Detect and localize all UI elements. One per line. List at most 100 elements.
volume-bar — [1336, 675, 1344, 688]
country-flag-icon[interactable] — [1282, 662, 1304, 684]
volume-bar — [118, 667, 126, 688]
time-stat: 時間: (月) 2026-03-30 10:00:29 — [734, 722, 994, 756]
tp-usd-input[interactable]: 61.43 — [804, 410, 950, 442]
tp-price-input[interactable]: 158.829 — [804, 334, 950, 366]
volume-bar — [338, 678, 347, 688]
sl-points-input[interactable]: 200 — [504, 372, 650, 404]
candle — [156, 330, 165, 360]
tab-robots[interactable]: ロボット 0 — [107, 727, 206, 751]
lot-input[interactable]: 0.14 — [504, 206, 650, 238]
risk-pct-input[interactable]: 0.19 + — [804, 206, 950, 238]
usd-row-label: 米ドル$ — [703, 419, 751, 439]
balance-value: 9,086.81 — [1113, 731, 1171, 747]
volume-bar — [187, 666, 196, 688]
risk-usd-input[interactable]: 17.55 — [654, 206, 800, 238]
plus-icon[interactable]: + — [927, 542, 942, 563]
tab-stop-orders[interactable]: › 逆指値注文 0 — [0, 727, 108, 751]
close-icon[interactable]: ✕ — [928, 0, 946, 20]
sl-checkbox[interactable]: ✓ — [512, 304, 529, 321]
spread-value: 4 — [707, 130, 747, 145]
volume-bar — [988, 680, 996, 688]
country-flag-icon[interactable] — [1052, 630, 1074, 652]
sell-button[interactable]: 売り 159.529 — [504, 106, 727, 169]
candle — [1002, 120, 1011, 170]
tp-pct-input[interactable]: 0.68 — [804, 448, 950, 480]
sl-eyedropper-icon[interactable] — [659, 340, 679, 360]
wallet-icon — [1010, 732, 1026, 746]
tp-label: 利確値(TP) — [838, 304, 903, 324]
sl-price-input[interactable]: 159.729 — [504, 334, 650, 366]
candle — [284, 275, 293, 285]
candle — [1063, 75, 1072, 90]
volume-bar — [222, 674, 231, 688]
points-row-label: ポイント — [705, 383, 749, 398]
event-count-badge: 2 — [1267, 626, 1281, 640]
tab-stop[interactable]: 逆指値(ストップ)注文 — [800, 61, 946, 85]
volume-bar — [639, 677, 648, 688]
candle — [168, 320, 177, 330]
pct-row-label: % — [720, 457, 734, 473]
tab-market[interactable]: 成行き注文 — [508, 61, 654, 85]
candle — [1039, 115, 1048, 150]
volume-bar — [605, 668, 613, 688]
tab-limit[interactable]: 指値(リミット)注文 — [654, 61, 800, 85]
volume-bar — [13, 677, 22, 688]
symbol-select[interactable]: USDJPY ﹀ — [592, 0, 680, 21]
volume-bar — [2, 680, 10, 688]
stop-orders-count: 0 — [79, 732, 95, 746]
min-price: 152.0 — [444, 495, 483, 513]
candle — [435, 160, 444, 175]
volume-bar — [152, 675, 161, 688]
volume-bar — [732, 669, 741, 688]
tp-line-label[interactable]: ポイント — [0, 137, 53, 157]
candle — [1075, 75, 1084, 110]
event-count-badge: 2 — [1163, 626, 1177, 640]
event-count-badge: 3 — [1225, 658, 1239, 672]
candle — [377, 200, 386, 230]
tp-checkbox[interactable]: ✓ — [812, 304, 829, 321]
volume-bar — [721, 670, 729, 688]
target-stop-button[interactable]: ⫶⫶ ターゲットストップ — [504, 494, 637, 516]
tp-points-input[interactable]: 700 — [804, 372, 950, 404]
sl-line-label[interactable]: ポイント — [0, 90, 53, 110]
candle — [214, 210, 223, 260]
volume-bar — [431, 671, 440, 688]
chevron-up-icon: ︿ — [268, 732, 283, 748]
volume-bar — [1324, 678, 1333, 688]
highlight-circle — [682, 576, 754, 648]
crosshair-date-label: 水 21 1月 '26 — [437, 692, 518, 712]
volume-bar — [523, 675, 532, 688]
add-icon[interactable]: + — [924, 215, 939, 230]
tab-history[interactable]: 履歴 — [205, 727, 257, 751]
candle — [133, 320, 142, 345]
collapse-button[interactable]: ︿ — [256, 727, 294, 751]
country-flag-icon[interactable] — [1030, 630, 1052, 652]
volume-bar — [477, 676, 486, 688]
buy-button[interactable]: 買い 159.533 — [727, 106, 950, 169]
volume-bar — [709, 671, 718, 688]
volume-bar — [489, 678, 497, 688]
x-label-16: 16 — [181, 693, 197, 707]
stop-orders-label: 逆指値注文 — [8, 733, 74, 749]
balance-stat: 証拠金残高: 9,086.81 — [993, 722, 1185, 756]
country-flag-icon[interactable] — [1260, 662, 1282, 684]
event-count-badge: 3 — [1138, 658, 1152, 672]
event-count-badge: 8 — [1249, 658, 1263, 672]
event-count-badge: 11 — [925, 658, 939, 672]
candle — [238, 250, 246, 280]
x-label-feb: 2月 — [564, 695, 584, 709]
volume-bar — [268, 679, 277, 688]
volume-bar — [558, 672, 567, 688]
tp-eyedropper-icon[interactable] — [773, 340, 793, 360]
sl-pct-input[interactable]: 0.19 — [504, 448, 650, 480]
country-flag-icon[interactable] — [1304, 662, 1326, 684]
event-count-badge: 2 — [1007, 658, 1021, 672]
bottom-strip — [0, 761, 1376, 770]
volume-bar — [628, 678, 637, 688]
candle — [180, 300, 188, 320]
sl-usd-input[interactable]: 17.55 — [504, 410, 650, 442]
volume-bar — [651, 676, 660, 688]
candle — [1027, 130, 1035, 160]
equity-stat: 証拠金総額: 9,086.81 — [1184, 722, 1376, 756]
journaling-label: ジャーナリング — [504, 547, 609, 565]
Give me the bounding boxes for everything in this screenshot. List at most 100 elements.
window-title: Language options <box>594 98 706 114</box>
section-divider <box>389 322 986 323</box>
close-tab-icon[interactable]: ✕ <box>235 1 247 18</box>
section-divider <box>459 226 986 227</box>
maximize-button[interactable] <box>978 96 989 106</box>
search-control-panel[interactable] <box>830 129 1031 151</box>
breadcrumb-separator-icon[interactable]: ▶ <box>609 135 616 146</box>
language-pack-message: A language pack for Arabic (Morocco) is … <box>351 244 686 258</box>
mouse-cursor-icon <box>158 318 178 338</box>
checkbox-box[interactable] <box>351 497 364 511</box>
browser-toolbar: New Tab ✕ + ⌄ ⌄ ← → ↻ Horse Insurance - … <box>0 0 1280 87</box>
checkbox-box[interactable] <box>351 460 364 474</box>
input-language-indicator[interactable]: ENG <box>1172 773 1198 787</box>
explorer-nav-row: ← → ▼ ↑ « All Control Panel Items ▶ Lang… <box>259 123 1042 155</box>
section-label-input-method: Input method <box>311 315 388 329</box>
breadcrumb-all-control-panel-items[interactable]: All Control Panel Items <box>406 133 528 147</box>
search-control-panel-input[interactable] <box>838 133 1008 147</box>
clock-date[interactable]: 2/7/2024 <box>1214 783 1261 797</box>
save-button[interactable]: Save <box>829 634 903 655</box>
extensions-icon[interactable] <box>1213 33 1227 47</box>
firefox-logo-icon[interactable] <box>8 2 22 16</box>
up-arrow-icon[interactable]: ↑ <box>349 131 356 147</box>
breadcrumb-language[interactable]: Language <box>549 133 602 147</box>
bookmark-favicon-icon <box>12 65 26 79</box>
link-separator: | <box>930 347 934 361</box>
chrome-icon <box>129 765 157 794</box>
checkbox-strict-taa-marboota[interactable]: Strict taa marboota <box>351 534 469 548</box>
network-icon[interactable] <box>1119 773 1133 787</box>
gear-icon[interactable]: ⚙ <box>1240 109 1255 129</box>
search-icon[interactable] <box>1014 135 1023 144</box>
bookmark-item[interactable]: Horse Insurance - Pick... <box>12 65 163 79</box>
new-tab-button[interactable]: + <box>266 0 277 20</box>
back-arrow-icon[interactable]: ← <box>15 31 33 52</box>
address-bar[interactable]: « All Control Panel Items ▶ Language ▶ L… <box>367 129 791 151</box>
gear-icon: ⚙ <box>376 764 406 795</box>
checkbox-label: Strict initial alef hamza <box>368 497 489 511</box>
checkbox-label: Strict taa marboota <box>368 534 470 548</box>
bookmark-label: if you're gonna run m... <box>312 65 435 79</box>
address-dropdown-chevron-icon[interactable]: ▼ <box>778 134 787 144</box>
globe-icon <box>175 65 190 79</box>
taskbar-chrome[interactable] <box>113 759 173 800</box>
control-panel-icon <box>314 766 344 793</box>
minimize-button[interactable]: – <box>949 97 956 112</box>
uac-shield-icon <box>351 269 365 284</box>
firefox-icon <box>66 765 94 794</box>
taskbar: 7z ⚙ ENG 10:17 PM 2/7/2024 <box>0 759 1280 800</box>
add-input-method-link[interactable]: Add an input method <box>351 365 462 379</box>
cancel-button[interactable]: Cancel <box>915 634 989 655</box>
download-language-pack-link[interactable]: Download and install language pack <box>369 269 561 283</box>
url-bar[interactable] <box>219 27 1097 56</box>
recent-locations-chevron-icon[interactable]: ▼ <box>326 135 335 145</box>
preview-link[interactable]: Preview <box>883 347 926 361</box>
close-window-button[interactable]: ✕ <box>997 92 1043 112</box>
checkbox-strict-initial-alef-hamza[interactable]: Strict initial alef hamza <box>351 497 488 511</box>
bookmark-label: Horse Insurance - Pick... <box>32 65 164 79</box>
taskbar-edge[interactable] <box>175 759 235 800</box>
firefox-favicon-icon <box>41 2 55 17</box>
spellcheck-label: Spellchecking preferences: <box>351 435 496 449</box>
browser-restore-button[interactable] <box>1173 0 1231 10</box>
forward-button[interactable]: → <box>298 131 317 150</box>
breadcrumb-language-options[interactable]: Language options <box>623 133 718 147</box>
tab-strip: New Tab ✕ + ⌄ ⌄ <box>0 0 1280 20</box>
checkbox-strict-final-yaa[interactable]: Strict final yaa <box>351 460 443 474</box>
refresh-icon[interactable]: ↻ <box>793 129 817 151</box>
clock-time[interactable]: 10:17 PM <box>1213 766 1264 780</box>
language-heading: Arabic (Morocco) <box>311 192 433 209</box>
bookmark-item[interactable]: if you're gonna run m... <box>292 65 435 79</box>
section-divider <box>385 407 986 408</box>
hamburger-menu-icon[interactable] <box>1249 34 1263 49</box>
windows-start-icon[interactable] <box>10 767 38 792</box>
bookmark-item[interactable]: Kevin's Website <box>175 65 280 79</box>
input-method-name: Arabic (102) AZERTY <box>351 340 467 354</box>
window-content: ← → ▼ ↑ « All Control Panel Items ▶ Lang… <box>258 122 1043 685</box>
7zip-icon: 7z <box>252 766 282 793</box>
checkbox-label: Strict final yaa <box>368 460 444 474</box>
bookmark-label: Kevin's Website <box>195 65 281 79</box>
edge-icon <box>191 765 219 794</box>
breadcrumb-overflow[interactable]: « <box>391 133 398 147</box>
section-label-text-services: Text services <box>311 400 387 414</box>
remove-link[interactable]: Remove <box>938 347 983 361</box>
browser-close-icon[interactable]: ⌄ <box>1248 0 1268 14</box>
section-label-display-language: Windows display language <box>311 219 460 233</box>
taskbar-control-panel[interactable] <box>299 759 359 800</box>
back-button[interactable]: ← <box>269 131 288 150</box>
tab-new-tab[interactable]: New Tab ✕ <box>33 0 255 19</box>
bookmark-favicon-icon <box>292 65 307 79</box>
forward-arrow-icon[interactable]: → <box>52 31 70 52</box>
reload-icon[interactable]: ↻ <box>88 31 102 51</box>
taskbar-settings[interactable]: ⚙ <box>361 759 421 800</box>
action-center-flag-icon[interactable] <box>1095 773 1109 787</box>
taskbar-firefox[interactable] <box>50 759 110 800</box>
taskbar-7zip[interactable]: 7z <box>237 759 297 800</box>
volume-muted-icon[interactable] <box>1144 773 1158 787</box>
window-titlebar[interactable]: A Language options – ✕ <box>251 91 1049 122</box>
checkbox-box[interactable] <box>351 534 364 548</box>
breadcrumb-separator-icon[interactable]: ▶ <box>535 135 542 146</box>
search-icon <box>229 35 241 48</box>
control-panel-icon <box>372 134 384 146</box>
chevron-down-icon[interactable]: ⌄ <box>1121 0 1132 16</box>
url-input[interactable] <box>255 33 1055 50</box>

○ ○ ○

Problem requirements. Copy the records verbatim, starting at their first line and stopping after the line that contains "tp-pct-input[interactable]: 0.68 —".

Completed exercise.
Detect and localize all UI elements. One per line. List at most 100 elements.
volume-bar — [1336, 675, 1344, 688]
country-flag-icon[interactable] — [1282, 662, 1304, 684]
volume-bar — [118, 667, 126, 688]
time-stat: 時間: (月) 2026-03-30 10:00:29 — [734, 722, 994, 756]
tp-usd-input[interactable]: 61.43 — [804, 410, 950, 442]
tp-price-input[interactable]: 158.829 — [804, 334, 950, 366]
volume-bar — [338, 678, 347, 688]
sl-points-input[interactable]: 200 — [504, 372, 650, 404]
candle — [156, 330, 165, 360]
tab-robots[interactable]: ロボット 0 — [107, 727, 206, 751]
lot-input[interactable]: 0.14 — [504, 206, 650, 238]
risk-pct-input[interactable]: 0.19 + — [804, 206, 950, 238]
usd-row-label: 米ドル$ — [703, 419, 751, 439]
balance-value: 9,086.81 — [1113, 731, 1171, 747]
volume-bar — [187, 666, 196, 688]
risk-usd-input[interactable]: 17.55 — [654, 206, 800, 238]
plus-icon[interactable]: + — [927, 542, 942, 563]
tab-stop-orders[interactable]: › 逆指値注文 0 — [0, 727, 108, 751]
close-icon[interactable]: ✕ — [928, 0, 946, 20]
sl-checkbox[interactable]: ✓ — [512, 304, 529, 321]
spread-value: 4 — [707, 130, 747, 145]
volume-bar — [988, 680, 996, 688]
country-flag-icon[interactable] — [1052, 630, 1074, 652]
sell-button[interactable]: 売り 159.529 — [504, 106, 727, 169]
candle — [1002, 120, 1011, 170]
tp-pct-input[interactable]: 0.68 — [804, 448, 950, 480]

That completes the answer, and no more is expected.